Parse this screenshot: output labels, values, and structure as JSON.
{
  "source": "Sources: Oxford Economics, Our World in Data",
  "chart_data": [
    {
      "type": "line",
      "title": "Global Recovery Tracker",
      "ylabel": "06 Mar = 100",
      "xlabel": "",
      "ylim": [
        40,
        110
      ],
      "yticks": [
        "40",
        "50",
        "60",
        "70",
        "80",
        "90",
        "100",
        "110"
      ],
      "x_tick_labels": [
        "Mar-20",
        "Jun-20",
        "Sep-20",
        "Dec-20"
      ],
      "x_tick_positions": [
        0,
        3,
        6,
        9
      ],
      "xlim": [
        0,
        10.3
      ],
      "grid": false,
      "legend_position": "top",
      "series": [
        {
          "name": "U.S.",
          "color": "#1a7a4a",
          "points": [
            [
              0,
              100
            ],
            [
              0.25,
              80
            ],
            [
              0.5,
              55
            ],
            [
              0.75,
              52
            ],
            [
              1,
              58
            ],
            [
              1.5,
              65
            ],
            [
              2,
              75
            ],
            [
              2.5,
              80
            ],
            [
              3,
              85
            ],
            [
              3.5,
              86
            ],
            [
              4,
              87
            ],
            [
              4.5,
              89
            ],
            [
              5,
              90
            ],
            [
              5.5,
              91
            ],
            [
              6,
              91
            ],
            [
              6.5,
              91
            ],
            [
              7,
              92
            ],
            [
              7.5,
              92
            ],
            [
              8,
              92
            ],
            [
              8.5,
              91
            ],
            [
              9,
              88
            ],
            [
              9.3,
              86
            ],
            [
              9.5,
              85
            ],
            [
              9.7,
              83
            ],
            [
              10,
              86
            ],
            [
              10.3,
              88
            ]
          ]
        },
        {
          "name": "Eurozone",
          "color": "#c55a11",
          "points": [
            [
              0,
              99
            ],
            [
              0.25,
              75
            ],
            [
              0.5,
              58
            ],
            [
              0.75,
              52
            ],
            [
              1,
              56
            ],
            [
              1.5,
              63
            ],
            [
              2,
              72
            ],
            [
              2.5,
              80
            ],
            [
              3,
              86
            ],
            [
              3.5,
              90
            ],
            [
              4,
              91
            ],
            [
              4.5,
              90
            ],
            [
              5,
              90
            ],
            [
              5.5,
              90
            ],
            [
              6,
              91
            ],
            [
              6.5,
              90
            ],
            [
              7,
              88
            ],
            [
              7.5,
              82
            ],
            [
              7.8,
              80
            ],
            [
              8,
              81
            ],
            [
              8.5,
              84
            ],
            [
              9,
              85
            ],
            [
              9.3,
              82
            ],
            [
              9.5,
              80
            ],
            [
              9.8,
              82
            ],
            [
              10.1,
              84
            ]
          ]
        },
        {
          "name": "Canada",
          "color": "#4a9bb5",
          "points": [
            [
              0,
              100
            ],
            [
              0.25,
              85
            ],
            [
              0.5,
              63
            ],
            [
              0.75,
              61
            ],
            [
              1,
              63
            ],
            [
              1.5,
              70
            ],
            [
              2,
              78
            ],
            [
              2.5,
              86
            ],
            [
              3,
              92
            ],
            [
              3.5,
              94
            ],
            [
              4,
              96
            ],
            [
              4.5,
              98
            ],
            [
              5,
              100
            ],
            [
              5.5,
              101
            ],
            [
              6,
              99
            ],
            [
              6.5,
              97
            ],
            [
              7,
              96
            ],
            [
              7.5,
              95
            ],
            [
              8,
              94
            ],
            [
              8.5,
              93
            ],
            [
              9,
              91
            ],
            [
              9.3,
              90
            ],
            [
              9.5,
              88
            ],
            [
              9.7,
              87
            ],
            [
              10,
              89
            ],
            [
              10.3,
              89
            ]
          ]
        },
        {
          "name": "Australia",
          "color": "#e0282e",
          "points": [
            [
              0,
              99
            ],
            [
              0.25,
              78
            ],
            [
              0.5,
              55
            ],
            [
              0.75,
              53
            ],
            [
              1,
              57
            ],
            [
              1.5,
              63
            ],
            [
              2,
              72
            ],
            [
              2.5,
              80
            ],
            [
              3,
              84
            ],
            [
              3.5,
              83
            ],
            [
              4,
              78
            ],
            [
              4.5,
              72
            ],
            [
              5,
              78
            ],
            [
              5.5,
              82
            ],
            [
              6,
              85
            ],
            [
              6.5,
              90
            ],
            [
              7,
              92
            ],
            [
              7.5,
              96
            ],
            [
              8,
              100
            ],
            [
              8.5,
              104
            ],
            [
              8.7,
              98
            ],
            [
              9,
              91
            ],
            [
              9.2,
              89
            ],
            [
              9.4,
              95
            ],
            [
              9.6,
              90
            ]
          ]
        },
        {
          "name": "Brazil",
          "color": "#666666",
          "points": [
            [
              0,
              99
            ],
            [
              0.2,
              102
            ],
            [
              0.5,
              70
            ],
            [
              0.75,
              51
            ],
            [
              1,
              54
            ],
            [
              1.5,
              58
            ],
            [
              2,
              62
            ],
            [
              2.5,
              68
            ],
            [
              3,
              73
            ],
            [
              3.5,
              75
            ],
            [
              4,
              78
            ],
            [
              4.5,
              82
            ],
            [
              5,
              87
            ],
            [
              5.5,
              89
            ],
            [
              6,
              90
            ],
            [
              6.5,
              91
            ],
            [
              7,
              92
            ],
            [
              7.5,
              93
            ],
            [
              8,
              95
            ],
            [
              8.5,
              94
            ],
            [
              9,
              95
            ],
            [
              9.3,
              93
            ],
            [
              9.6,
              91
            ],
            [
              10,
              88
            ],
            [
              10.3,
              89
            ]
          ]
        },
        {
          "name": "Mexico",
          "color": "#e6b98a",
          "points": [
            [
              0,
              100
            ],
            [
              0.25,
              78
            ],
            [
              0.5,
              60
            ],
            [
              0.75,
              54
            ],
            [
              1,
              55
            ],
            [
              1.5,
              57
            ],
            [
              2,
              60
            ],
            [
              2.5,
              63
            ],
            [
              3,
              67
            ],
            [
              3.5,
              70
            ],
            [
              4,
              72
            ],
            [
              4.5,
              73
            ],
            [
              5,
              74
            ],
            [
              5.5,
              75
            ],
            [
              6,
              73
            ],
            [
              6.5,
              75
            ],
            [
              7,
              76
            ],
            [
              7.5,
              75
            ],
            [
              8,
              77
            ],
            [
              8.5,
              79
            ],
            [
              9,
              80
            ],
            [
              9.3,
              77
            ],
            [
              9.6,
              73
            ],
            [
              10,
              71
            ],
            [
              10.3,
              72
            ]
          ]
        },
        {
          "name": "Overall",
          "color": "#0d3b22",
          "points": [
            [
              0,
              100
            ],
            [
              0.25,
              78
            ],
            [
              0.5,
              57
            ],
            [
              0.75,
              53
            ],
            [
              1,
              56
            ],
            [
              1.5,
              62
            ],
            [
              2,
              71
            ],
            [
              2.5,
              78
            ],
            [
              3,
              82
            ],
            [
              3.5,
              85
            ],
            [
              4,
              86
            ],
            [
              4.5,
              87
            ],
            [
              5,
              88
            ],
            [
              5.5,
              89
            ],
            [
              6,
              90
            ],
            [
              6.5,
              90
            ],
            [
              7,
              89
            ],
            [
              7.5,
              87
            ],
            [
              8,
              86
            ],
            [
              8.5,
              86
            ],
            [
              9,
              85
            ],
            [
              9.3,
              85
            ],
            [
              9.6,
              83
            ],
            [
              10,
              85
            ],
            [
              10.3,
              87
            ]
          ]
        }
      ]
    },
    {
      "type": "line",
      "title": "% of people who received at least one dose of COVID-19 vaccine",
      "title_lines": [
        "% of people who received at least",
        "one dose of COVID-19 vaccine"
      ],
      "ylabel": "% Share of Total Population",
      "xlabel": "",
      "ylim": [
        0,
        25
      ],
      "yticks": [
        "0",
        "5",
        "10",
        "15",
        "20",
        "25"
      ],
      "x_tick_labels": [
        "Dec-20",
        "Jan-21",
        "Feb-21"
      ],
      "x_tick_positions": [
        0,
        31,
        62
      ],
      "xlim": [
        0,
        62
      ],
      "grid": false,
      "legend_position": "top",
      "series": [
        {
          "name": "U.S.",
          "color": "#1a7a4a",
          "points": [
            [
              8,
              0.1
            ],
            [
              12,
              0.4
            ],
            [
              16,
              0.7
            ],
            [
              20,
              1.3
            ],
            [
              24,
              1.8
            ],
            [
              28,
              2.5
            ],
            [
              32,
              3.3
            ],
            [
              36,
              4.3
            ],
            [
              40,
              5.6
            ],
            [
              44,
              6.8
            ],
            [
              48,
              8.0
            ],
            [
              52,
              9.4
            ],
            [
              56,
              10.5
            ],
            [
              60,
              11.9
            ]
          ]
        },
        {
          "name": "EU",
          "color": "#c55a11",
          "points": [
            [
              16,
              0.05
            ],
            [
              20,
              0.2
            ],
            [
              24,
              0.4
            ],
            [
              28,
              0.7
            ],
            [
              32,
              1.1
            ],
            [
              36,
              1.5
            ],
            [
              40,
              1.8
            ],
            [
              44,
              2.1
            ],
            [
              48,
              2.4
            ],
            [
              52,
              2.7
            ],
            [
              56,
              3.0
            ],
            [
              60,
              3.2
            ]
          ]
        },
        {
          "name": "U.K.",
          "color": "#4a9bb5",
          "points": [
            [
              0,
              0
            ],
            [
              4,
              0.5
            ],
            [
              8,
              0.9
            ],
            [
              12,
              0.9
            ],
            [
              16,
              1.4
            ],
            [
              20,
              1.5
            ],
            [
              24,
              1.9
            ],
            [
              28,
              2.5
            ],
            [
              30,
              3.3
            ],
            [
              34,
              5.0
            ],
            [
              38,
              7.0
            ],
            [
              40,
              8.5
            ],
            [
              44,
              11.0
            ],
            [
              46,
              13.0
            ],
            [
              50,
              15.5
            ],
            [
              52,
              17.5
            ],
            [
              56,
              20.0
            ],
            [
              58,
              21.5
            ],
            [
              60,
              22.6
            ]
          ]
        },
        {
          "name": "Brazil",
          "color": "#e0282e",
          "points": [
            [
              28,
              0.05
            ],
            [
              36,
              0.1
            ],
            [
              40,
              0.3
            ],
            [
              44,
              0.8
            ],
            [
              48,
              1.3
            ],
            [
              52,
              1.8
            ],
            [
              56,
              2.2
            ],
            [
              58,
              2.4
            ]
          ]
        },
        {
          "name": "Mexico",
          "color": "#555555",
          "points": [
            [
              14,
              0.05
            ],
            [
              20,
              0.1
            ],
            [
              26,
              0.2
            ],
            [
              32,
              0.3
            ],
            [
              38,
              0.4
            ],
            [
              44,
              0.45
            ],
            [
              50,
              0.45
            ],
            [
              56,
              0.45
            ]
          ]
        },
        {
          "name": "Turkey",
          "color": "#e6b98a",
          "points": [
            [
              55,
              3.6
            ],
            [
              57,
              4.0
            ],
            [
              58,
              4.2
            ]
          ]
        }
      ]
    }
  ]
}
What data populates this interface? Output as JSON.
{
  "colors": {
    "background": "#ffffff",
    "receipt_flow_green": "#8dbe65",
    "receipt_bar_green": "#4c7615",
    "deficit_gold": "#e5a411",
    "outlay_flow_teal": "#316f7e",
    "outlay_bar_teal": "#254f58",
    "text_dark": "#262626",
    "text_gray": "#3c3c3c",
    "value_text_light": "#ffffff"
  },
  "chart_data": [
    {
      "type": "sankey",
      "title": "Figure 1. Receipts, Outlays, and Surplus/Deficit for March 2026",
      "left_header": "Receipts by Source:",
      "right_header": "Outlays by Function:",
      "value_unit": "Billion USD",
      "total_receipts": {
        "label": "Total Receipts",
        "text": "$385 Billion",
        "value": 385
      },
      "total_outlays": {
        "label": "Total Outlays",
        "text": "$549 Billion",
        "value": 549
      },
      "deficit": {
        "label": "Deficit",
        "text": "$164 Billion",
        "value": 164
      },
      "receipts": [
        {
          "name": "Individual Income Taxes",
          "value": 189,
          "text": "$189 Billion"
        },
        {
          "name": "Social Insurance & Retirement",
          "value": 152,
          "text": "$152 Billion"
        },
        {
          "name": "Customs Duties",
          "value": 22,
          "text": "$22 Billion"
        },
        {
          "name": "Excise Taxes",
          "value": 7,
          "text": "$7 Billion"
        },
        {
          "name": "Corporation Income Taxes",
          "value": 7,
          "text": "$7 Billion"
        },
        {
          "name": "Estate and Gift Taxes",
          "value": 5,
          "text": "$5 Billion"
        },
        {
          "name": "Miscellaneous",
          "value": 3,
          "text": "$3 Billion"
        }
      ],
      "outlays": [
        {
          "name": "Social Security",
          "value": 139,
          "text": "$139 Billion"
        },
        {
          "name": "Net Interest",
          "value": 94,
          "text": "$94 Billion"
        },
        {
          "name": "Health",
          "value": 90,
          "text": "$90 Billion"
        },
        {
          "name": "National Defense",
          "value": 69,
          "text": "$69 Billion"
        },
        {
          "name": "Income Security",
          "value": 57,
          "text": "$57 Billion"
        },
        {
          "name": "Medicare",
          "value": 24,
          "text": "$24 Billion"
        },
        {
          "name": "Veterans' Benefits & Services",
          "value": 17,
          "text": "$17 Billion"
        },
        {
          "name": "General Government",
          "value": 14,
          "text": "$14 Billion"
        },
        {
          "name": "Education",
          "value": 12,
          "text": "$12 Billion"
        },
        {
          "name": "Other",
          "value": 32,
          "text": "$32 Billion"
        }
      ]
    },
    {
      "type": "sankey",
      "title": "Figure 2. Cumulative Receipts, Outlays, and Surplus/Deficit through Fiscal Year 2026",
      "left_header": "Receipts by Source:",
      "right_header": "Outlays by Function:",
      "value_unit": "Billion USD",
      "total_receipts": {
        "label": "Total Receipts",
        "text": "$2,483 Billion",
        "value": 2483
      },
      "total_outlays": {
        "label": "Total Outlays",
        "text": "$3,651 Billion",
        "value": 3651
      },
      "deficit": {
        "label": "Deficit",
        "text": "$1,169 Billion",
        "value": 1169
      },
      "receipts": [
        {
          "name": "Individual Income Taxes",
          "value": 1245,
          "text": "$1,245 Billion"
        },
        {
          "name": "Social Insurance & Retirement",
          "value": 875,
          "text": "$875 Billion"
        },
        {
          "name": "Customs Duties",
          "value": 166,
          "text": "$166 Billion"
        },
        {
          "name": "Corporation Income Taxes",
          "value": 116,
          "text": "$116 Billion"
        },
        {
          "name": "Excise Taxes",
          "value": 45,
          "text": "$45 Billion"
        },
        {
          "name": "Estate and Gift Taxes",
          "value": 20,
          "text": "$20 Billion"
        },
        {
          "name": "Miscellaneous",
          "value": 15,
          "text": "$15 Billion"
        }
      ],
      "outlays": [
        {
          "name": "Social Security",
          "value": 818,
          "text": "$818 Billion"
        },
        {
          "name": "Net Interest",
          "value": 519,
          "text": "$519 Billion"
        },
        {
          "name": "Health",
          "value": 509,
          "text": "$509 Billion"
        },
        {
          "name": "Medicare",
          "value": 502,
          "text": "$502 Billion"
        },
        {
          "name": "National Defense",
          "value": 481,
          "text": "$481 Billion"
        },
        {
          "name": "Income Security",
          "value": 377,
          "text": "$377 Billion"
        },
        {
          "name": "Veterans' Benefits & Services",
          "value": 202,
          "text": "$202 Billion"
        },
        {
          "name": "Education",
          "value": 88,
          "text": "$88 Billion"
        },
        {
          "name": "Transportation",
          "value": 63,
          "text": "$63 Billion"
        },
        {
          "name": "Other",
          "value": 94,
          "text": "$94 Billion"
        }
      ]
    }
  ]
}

■ **WHAT YOU SHOULD DO**: Copy every line of the listing where the word "this" appears.

■ **COMPLETED TASK**:
Parse this screenshot: output labels, values, and structure as JSON.
What data populates this interface? Output as JSON.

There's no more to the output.